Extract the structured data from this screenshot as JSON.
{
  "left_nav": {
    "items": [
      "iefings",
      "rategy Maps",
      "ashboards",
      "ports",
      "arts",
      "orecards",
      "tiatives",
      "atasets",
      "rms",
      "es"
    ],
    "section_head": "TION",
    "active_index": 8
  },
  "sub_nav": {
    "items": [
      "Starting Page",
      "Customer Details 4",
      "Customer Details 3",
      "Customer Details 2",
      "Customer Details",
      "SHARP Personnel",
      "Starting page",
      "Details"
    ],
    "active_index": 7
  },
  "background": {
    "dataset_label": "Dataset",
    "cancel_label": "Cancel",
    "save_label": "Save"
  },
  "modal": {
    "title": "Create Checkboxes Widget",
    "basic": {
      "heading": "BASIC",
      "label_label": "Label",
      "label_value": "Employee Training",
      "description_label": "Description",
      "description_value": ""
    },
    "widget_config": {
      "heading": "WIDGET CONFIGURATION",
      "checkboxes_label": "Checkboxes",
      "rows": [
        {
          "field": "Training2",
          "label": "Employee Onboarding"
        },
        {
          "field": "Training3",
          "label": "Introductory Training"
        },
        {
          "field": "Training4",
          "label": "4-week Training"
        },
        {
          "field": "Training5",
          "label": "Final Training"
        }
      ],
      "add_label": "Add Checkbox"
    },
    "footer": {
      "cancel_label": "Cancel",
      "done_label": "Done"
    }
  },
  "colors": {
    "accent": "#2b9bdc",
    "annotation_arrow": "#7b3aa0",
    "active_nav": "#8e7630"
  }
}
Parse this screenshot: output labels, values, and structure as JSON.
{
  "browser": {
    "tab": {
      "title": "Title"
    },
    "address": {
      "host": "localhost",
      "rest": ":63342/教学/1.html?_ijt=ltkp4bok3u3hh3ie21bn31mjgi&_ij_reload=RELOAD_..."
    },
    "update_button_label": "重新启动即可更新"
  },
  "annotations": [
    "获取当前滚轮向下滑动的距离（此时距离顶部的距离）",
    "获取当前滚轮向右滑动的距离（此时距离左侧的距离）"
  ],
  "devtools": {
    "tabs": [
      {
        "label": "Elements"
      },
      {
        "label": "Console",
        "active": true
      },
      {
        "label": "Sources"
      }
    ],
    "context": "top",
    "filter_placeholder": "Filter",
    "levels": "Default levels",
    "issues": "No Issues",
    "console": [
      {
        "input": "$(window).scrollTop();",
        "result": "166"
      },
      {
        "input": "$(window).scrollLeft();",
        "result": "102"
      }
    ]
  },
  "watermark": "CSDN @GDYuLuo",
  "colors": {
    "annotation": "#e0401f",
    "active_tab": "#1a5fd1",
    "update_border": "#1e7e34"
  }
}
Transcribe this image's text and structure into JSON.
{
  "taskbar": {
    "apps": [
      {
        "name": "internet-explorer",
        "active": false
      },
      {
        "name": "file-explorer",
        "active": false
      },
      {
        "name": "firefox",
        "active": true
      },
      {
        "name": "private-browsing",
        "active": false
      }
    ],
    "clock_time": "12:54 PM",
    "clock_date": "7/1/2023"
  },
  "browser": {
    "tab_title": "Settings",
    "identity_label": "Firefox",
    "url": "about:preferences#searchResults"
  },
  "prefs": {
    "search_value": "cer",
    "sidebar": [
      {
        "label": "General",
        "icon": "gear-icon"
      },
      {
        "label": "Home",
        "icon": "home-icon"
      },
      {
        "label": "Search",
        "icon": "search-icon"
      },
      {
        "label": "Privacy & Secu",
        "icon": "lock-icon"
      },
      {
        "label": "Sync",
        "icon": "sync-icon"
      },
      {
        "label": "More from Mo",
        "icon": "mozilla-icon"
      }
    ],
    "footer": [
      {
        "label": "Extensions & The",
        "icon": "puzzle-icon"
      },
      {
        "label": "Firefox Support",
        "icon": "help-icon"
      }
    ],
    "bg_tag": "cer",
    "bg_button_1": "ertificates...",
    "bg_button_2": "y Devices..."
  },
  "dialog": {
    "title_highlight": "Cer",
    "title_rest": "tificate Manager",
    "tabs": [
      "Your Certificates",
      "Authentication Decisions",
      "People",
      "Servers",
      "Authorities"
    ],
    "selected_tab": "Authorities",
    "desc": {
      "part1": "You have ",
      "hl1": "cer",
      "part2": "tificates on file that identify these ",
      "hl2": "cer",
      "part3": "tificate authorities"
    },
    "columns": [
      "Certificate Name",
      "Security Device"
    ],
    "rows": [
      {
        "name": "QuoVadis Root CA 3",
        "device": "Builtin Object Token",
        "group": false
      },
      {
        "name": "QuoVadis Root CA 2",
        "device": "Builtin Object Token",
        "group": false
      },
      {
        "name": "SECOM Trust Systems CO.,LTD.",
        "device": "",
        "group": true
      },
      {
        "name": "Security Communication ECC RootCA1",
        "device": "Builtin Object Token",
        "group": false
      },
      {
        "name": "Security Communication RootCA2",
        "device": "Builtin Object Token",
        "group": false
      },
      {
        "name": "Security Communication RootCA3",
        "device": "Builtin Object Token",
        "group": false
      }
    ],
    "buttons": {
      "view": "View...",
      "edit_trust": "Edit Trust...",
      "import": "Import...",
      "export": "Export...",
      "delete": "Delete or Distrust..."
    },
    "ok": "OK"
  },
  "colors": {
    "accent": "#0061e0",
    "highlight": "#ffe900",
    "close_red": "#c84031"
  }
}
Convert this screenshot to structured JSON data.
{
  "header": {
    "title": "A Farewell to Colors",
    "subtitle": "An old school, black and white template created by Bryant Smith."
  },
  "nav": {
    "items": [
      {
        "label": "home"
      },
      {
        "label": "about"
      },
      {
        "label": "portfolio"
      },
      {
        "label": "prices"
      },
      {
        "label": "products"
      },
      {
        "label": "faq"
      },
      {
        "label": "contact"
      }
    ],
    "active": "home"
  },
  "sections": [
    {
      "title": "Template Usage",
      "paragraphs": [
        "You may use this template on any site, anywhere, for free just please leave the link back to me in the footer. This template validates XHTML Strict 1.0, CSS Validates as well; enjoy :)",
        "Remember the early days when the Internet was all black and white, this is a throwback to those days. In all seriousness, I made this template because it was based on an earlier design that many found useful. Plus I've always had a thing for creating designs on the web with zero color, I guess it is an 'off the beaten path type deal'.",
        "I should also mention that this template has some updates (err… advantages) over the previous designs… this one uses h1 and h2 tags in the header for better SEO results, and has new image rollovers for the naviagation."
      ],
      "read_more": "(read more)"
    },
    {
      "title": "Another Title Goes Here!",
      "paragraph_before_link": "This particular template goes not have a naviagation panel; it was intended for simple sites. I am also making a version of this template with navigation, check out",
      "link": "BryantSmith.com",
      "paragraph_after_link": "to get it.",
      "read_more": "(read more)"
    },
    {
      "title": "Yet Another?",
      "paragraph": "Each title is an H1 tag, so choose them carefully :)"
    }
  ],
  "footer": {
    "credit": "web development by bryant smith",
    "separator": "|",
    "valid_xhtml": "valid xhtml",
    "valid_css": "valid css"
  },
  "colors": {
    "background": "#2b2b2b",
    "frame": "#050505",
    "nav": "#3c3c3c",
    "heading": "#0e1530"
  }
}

## GOAL OF THE EXERCISE
Copy all the lines, exactly.

## PROBLEM SOLUTION
Extract the structured data from this screenshot as JSON.
{
  "left_nav": {
    "items": [
      "iefings",
      "rategy Maps",
      "ashboards",
      "ports",
      "arts",
      "orecards",
      "tiatives",
      "atasets",
      "rms",
      "es"
    ],
    "section_head": "TION",
    "active_index": 8
  },
  "sub_nav": {
    "items": [
      "Starting Page",
      "Customer Details 4",
      "Customer Details 3",
      "Customer Details 2",
      "Customer Details",
      "SHARP Personnel",
      "Starting page",
      "Details"
    ],
    "active_index": 7
  },
  "background": {
    "dataset_label": "Dataset",
    "cancel_label": "Cancel",
    "save_label": "Save"
  },
  "modal": {
    "title": "Create Checkboxes Widget",
    "basic": {
      "heading": "BASIC",
      "label_label": "Label",
      "label_value": "Employee Training",
      "description_label": "Description",
      "description_value": ""
    },
    "widget_config": {
      "heading": "WIDGET CONFIGURATION",
      "checkboxes_label": "Checkboxes",
      "rows": [
        {
          "field": "Training2",
          "label": "Employee Onboarding"
        },
        {
          "field": "Training3",
          "label": "Introductory Training"
        },
        {
          "field": "Training4",
          "label": "4-week Training"
        },
        {
          "field": "Training5",
          "label": "Final Training"
        }
      ],
      "add_label": "Add Checkbox"
    },
    "footer": {
      "cancel_label": "Cancel",
      "done_label": "Done"
    }
  },
  "colors": {
    "accent": "#2b9bdc",
    "annotation_arrow": "#7b3aa0",
    "active_nav": "#8e7630"
  }
}
Parse this screenshot: output labels, values, and structure as JSON.
{
  "browser": {
    "tab": {
      "title": "Title"
    },
    "address": {
      "host": "localhost",
      "rest": ":63342/教学/1.html?_ijt=ltkp4bok3u3hh3ie21bn31mjgi&_ij_reload=RELOAD_..."
    },
    "update_button_label": "重新启动即可更新"
  },
  "annotations": [
    "获取当前滚轮向下滑动的距离（此时距离顶部的距离）",
    "获取当前滚轮向右滑动的距离（此时距离左侧的距离）"
  ],
  "devtools": {
    "tabs": [
      {
        "label": "Elements"
      },
      {
        "label": "Console",
        "active": true
      },
      {
        "label": "Sources"
      }
    ],
    "context": "top",
    "filter_placeholder": "Filter",
    "levels": "Default levels",
    "issues": "No Issues",
    "console": [
      {
        "input": "$(window).scrollTop();",
        "result": "166"
      },
      {
        "input": "$(window).scrollLeft();",
        "result": "102"
      }
    ]
  },
  "watermark": "CSDN @GDYuLuo",
  "colors": {
    "annotation": "#e0401f",
    "active_tab": "#1a5fd1",
    "update_border": "#1e7e34"
  }
}
Transcribe this image's text and structure into JSON.
{
  "taskbar": {
    "apps": [
      {
        "name": "internet-explorer",
        "active": false
      },
      {
        "name": "file-explorer",
        "active": false
      },
      {
        "name": "firefox",
        "active": true
      },
      {
        "name": "private-browsing",
        "active": false
      }
    ],
    "clock_time": "12:54 PM",
    "clock_date": "7/1/2023"
  },
  "browser": {
    "tab_title": "Settings",
    "identity_label": "Firefox",
    "url": "about:preferences#searchResults"
  },
  "prefs": {
    "search_value": "cer",
    "sidebar": [
      {
        "label": "General",
        "icon": "gear-icon"
      },
      {
        "label": "Home",
        "icon": "home-icon"
      },
      {
        "label": "Search",
        "icon": "search-icon"
      },
      {
        "label": "Privacy & Secu",
        "icon": "lock-icon"
      },
      {
        "label": "Sync",
        "icon": "sync-icon"
      },
      {
        "label": "More from Mo",
        "icon": "mozilla-icon"
      }
    ],
    "footer": [
      {
        "label": "Extensions & The",
        "icon": "puzzle-icon"
      },
      {
        "label": "Firefox Support",
        "icon": "help-icon"
      }
    ],
    "bg_tag": "cer",
    "bg_button_1": "ertificates...",
    "bg_button_2": "y Devices..."
  },
  "dialog": {
    "title_highlight": "Cer",
    "title_rest": "tificate Manager",
    "tabs": [
      "Your Certificates",
      "Authentication Decisions",
      "People",
      "Servers",
      "Authorities"
    ],
    "selected_tab": "Authorities",
    "desc": {
      "part1": "You have ",
      "hl1": "cer",
      "part2": "tificates on file that identify these ",
      "hl2": "cer",
      "part3": "tificate authorities"
    },
    "columns": [
      "Certificate Name",
      "Security Device"
    ],
    "rows": [
      {
        "name": "QuoVadis Root CA 3",
        "device": "Builtin Object Token",
        "group": false
      },
      {
        "name": "QuoVadis Root CA 2",
        "device": "Builtin Object Token",
        "group": false
      },
      {
        "name": "SECOM Trust Systems CO.,LTD.",
        "device": "",
        "group": true
      },
      {
        "name": "Security Communication ECC RootCA1",
        "device": "Builtin Object Token",
        "group": false
      },
      {
        "name": "Security Communication RootCA2",
        "device": "Builtin Object Token",
        "group": false
      },
      {
        "name": "Security Communication RootCA3",
        "device": "Builtin Object Token",
        "group": false
      }
    ],
    "buttons": {
      "view": "View...",
      "edit_trust": "Edit Trust...",
      "import": "Import...",
      "export": "Export...",
      "delete": "Delete or Distrust..."
    },
    "ok": "OK"
  },
  "colors": {
    "accent": "#0061e0",
    "highlight": "#ffe900",
    "close_red": "#c84031"
  }
}
Convert this screenshot to structured JSON data.
{
  "header": {
    "title": "A Farewell to Colors",
    "subtitle": "An old school, black and white template created by Bryant Smith."
  },
  "nav": {
    "items": [
      {
        "label": "home"
      },
      {
        "label": "about"
      },
      {
        "label": "portfolio"
      },
      {
        "label": "prices"
      },
      {
        "label": "products"
      },
      {
        "label": "faq"
      },
      {
        "label": "contact"
      }
    ],
    "active": "home"
  },
  "sections": [
    {
      "title": "Template Usage",
      "paragraphs": [
        "You may use this template on any site, anywhere, for free just please leave the link back to me in the footer. This template validates XHTML Strict 1.0, CSS Validates as well; enjoy :)",
        "Remember the early days when the Internet was all black and white, this is a throwback to those days. In all seriousness, I made this template because it was based on an earlier design that many found useful. Plus I've always had a thing for creating designs on the web with zero color, I guess it is an 'off the beaten path type deal'.",
        "I should also mention that this template has some updates (err… advantages) over the previous designs… this one uses h1 and h2 tags in the header for better SEO results, and has new image rollovers for the naviagation."
      ],
      "read_more": "(read more)"
    },
    {
      "title": "Another Title Goes Here!",
      "paragraph_before_link": "This particular template goes not have a naviagation panel; it was intended for simple sites. I am also making a version of this template with navigation, check out",
      "link": "BryantSmith.com",
      "paragraph_after_link": "to get it.",
      "read_more": "(read more)"
    },
    {
      "title": "Yet Another?",
      "paragraph": "Each title is an H1 tag, so choose them carefully :)"
    }
  ],
  "footer": {
    "credit": "web development by bryant smith",
    "separator": "|",
    "valid_xhtml": "valid xhtml",
    "valid_css": "valid css"
  },
  "colors": {
    "background": "#2b2b2b",
    "frame": "#050505",
    "nav": "#3c3c3c",
    "heading": "#0e1530"
  }
}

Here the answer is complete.